Extracted data entries
◆ ◆ ◆ ◆ ◆ ◆ ◆

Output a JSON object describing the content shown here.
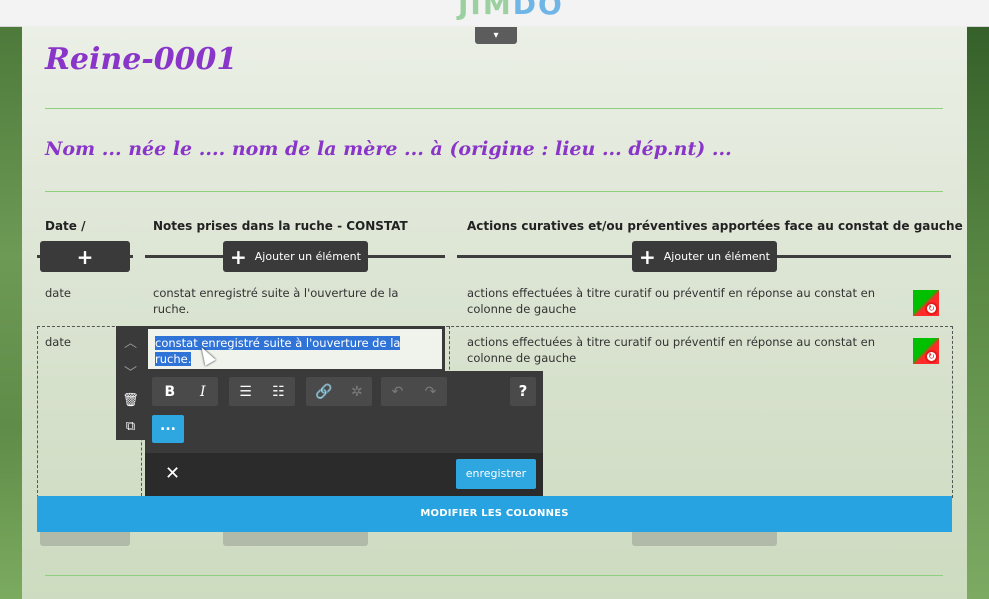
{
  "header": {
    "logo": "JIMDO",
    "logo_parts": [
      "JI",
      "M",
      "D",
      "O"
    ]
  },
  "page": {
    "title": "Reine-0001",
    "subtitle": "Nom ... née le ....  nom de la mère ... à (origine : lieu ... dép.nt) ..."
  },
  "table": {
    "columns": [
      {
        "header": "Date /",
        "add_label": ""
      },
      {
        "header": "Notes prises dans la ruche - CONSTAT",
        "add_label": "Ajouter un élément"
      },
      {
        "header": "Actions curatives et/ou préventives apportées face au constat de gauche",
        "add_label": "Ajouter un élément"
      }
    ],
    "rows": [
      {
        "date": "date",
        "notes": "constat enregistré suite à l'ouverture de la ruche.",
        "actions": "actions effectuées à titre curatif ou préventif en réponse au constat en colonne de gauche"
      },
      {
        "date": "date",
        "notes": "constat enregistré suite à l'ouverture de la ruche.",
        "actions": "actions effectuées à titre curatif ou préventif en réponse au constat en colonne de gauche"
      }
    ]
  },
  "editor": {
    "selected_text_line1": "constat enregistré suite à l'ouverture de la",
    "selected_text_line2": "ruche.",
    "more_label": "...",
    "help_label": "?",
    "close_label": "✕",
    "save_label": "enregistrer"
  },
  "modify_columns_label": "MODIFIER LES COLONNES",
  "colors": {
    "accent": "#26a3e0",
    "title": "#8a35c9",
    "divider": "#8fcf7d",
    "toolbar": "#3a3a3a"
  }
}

◆ ◆ ◆ ◆ ◆ ◆ ◆

Work to complete: Drop the images and repeat the data exactly.

Finished answer:
Output a JSON object describing the content shown here.
{
  "header": {
    "logo": "JIMDO",
    "logo_parts": [
      "JI",
      "M",
      "D",
      "O"
    ]
  },
  "page": {
    "title": "Reine-0001",
    "subtitle": "Nom ... née le ....  nom de la mère ... à (origine : lieu ... dép.nt) ..."
  },
  "table": {
    "columns": [
      {
        "header": "Date /",
        "add_label": ""
      },
      {
        "header": "Notes prises dans la ruche - CONSTAT",
        "add_label": "Ajouter un élément"
      },
      {
        "header": "Actions curatives et/ou préventives apportées face au constat de gauche",
        "add_label": "Ajouter un élément"
      }
    ],
    "rows": [
      {
        "date": "date",
        "notes": "constat enregistré suite à l'ouverture de la ruche.",
        "actions": "actions effectuées à titre curatif ou préventif en réponse au constat en colonne de gauche"
      },
      {
        "date": "date",
        "notes": "constat enregistré suite à l'ouverture de la ruche.",
        "actions": "actions effectuées à titre curatif ou préventif en réponse au constat en colonne de gauche"
      }
    ]
  },
  "editor": {
    "selected_text_line1": "constat enregistré suite à l'ouverture de la",
    "selected_text_line2": "ruche.",
    "more_label": "...",
    "help_label": "?",
    "close_label": "✕",
    "save_label": "enregistrer"
  },
  "modify_columns_label": "MODIFIER LES COLONNES",
  "colors": {
    "accent": "#26a3e0",
    "title": "#8a35c9",
    "divider": "#8fcf7d",
    "toolbar": "#3a3a3a"
  }
}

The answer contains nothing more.